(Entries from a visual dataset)
──────────

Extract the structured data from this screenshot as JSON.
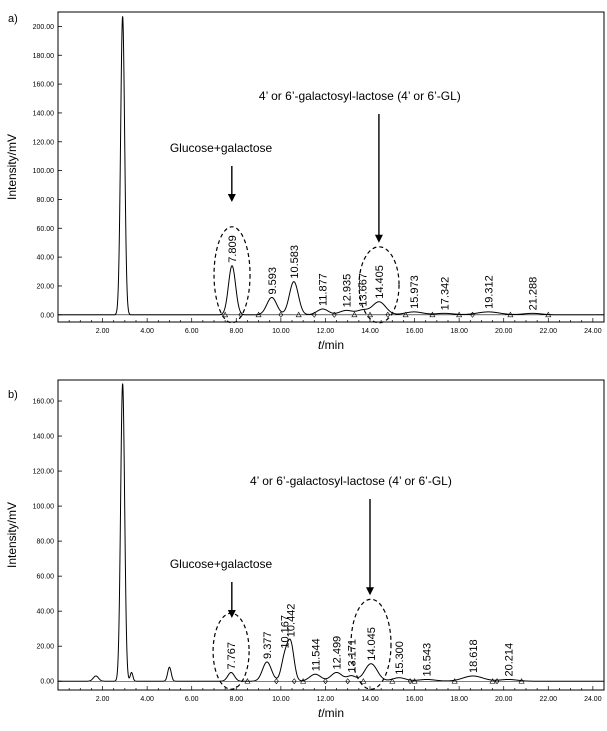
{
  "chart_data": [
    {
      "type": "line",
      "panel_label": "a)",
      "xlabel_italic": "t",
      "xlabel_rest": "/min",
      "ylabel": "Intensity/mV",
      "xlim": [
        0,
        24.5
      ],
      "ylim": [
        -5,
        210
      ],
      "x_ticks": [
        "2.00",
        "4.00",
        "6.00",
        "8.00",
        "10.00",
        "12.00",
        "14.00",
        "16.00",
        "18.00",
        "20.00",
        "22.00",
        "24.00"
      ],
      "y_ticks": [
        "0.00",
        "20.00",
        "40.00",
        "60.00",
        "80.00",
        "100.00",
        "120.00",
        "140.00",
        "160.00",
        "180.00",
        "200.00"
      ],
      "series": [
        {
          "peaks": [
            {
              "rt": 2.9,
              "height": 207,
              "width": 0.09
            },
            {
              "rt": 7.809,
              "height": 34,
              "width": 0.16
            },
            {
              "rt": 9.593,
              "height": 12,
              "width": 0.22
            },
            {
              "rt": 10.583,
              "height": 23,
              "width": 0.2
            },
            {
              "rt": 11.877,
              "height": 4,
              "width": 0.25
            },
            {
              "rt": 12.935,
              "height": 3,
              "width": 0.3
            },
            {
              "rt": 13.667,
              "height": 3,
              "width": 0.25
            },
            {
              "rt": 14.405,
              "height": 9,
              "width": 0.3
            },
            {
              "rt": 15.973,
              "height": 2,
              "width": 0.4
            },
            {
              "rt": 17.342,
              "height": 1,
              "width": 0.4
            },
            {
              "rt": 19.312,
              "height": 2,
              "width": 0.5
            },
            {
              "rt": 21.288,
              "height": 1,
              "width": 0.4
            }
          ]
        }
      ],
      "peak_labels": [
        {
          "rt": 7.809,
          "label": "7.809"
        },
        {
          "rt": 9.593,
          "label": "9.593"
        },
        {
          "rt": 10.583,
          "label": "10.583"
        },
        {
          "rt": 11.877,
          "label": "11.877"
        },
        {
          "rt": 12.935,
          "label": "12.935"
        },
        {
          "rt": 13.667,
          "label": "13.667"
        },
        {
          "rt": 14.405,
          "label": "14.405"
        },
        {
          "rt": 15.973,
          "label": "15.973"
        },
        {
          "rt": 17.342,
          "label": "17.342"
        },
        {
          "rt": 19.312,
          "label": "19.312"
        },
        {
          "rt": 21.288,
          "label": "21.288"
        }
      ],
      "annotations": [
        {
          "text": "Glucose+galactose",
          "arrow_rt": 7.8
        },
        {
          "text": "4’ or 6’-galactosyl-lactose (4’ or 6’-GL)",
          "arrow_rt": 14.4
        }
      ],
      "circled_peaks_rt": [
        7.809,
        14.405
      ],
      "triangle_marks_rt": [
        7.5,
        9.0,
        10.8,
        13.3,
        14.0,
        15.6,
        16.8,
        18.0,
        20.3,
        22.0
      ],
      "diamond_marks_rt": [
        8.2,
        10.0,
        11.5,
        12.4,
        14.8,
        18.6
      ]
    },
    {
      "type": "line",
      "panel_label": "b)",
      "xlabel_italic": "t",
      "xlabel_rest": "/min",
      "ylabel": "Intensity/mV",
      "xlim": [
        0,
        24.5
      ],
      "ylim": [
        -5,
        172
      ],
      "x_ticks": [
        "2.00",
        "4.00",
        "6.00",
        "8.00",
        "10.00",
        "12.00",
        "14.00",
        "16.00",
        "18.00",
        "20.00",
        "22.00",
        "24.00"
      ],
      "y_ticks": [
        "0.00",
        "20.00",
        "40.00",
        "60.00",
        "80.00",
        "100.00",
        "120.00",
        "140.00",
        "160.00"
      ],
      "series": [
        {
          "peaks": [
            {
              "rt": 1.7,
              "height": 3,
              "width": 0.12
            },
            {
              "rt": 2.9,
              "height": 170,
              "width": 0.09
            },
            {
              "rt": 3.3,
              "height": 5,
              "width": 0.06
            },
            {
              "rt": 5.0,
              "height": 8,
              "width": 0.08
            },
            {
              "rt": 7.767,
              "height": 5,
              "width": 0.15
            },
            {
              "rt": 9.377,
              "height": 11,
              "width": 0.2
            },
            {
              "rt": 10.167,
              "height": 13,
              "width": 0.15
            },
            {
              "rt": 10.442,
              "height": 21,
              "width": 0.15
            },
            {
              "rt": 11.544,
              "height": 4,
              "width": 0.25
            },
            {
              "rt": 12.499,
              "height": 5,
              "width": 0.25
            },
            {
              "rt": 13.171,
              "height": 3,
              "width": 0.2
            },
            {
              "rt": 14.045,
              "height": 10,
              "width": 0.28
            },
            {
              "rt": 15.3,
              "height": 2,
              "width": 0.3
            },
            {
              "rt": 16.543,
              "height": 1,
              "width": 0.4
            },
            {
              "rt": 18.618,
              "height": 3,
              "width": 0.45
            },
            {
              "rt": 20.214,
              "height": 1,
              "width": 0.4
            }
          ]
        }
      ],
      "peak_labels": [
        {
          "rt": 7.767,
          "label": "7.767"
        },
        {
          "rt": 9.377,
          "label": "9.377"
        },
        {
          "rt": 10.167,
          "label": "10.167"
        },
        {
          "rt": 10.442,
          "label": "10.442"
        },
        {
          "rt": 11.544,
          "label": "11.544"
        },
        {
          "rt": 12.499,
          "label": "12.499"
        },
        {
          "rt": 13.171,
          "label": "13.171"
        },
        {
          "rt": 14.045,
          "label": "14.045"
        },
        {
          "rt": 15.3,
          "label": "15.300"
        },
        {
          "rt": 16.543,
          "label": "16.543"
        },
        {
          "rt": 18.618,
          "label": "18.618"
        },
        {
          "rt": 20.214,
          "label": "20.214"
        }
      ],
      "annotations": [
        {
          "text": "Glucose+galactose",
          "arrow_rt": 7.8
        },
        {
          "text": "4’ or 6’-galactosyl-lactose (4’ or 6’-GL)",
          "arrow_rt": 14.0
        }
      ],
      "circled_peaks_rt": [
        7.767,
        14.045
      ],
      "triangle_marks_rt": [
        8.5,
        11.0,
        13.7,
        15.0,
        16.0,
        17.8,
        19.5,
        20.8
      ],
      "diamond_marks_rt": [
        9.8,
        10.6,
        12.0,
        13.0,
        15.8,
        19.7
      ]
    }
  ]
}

──────────

→ WORK INSTRUCTIONS
Write the entries above out again exactly, but not the pictures.

→ FINAL RESULT
Extract the structured data from this screenshot as JSON.
{
  "chart_data": [
    {
      "type": "line",
      "panel_label": "a)",
      "xlabel_italic": "t",
      "xlabel_rest": "/min",
      "ylabel": "Intensity/mV",
      "xlim": [
        0,
        24.5
      ],
      "ylim": [
        -5,
        210
      ],
      "x_ticks": [
        "2.00",
        "4.00",
        "6.00",
        "8.00",
        "10.00",
        "12.00",
        "14.00",
        "16.00",
        "18.00",
        "20.00",
        "22.00",
        "24.00"
      ],
      "y_ticks": [
        "0.00",
        "20.00",
        "40.00",
        "60.00",
        "80.00",
        "100.00",
        "120.00",
        "140.00",
        "160.00",
        "180.00",
        "200.00"
      ],
      "series": [
        {
          "peaks": [
            {
              "rt": 2.9,
              "height": 207,
              "width": 0.09
            },
            {
              "rt": 7.809,
              "height": 34,
              "width": 0.16
            },
            {
              "rt": 9.593,
              "height": 12,
              "width": 0.22
            },
            {
              "rt": 10.583,
              "height": 23,
              "width": 0.2
            },
            {
              "rt": 11.877,
              "height": 4,
              "width": 0.25
            },
            {
              "rt": 12.935,
              "height": 3,
              "width": 0.3
            },
            {
              "rt": 13.667,
              "height": 3,
              "width": 0.25
            },
            {
              "rt": 14.405,
              "height": 9,
              "width": 0.3
            },
            {
              "rt": 15.973,
              "height": 2,
              "width": 0.4
            },
            {
              "rt": 17.342,
              "height": 1,
              "width": 0.4
            },
            {
              "rt": 19.312,
              "height": 2,
              "width": 0.5
            },
            {
              "rt": 21.288,
              "height": 1,
              "width": 0.4
            }
          ]
        }
      ],
      "peak_labels": [
        {
          "rt": 7.809,
          "label": "7.809"
        },
        {
          "rt": 9.593,
          "label": "9.593"
        },
        {
          "rt": 10.583,
          "label": "10.583"
        },
        {
          "rt": 11.877,
          "label": "11.877"
        },
        {
          "rt": 12.935,
          "label": "12.935"
        },
        {
          "rt": 13.667,
          "label": "13.667"
        },
        {
          "rt": 14.405,
          "label": "14.405"
        },
        {
          "rt": 15.973,
          "label": "15.973"
        },
        {
          "rt": 17.342,
          "label": "17.342"
        },
        {
          "rt": 19.312,
          "label": "19.312"
        },
        {
          "rt": 21.288,
          "label": "21.288"
        }
      ],
      "annotations": [
        {
          "text": "Glucose+galactose",
          "arrow_rt": 7.8
        },
        {
          "text": "4’ or 6’-galactosyl-lactose (4’ or 6’-GL)",
          "arrow_rt": 14.4
        }
      ],
      "circled_peaks_rt": [
        7.809,
        14.405
      ],
      "triangle_marks_rt": [
        7.5,
        9.0,
        10.8,
        13.3,
        14.0,
        15.6,
        16.8,
        18.0,
        20.3,
        22.0
      ],
      "diamond_marks_rt": [
        8.2,
        10.0,
        11.5,
        12.4,
        14.8,
        18.6
      ]
    },
    {
      "type": "line",
      "panel_label": "b)",
      "xlabel_italic": "t",
      "xlabel_rest": "/min",
      "ylabel": "Intensity/mV",
      "xlim": [
        0,
        24.5
      ],
      "ylim": [
        -5,
        172
      ],
      "x_ticks": [
        "2.00",
        "4.00",
        "6.00",
        "8.00",
        "10.00",
        "12.00",
        "14.00",
        "16.00",
        "18.00",
        "20.00",
        "22.00",
        "24.00"
      ],
      "y_ticks": [
        "0.00",
        "20.00",
        "40.00",
        "60.00",
        "80.00",
        "100.00",
        "120.00",
        "140.00",
        "160.00"
      ],
      "series": [
        {
          "peaks": [
            {
              "rt": 1.7,
              "height": 3,
              "width": 0.12
            },
            {
              "rt": 2.9,
              "height": 170,
              "width": 0.09
            },
            {
              "rt": 3.3,
              "height": 5,
              "width": 0.06
            },
            {
              "rt": 5.0,
              "height": 8,
              "width": 0.08
            },
            {
              "rt": 7.767,
              "height": 5,
              "width": 0.15
            },
            {
              "rt": 9.377,
              "height": 11,
              "width": 0.2
            },
            {
              "rt": 10.167,
              "height": 13,
              "width": 0.15
            },
            {
              "rt": 10.442,
              "height": 21,
              "width": 0.15
            },
            {
              "rt": 11.544,
              "height": 4,
              "width": 0.25
            },
            {
              "rt": 12.499,
              "height": 5,
              "width": 0.25
            },
            {
              "rt": 13.171,
              "height": 3,
              "width": 0.2
            },
            {
              "rt": 14.045,
              "height": 10,
              "width": 0.28
            },
            {
              "rt": 15.3,
              "height": 2,
              "width": 0.3
            },
            {
              "rt": 16.543,
              "height": 1,
              "width": 0.4
            },
            {
              "rt": 18.618,
              "height": 3,
              "width": 0.45
            },
            {
              "rt": 20.214,
              "height": 1,
              "width": 0.4
            }
          ]
        }
      ],
      "peak_labels": [
        {
          "rt": 7.767,
          "label": "7.767"
        },
        {
          "rt": 9.377,
          "label": "9.377"
        },
        {
          "rt": 10.167,
          "label": "10.167"
        },
        {
          "rt": 10.442,
          "label": "10.442"
        },
        {
          "rt": 11.544,
          "label": "11.544"
        },
        {
          "rt": 12.499,
          "label": "12.499"
        },
        {
          "rt": 13.171,
          "label": "13.171"
        },
        {
          "rt": 14.045,
          "label": "14.045"
        },
        {
          "rt": 15.3,
          "label": "15.300"
        },
        {
          "rt": 16.543,
          "label": "16.543"
        },
        {
          "rt": 18.618,
          "label": "18.618"
        },
        {
          "rt": 20.214,
          "label": "20.214"
        }
      ],
      "annotations": [
        {
          "text": "Glucose+galactose",
          "arrow_rt": 7.8
        },
        {
          "text": "4’ or 6’-galactosyl-lactose (4’ or 6’-GL)",
          "arrow_rt": 14.0
        }
      ],
      "circled_peaks_rt": [
        7.767,
        14.045
      ],
      "triangle_marks_rt": [
        8.5,
        11.0,
        13.7,
        15.0,
        16.0,
        17.8,
        19.5,
        20.8
      ],
      "diamond_marks_rt": [
        9.8,
        10.6,
        12.0,
        13.0,
        15.8,
        19.7
      ]
    }
  ]
}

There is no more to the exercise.